Records from a dataset:
[Begin]
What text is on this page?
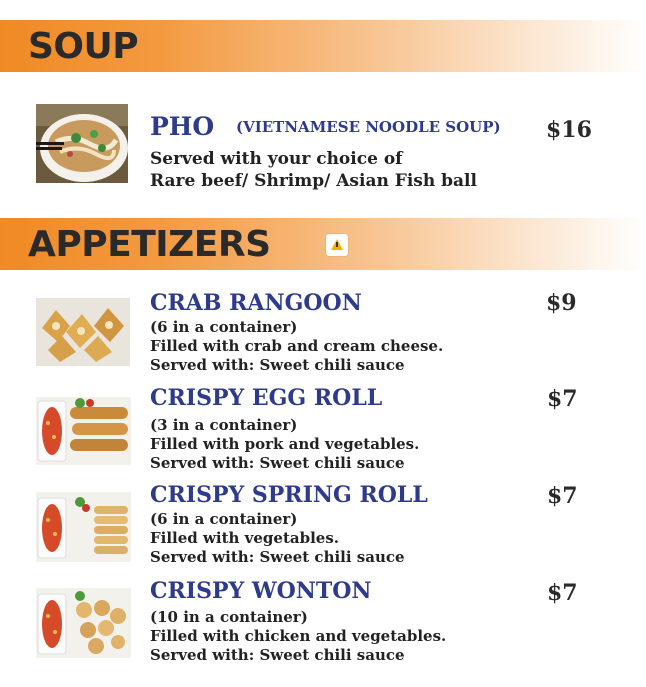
SOUP
PHO (VIETNAMESE NOODLE SOUP) $16
Served with your choice of
Rare beef/ Shrimp/ Asian Fish ball
APPETIZERS
CRAB RANGOON	$9
(6 in a container)
Filled with crab and cream cheese.
Served with: Sweet chili sauce
CRISPY EGG ROLL	$7
(3 in a container)
Filled with pork and vegetables.
Served with: Sweet chili sauce
CRISPY SPRING ROLL	$7
(6 in a container)
Filled with vegetables.
Served with: Sweet chili sauce
CRISPY WONTON	$7
(10 in a container)
Filled with chicken and vegetables.
Served with: Sweet chili sauce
[End]
> INSTRUCTIONS TO FOLLOW: Of the lines above, copy each that contains "ROLL".

> FULL OUTPUT:
CRISPY EGG ROLL	$7
CRISPY SPRING ROLL	$7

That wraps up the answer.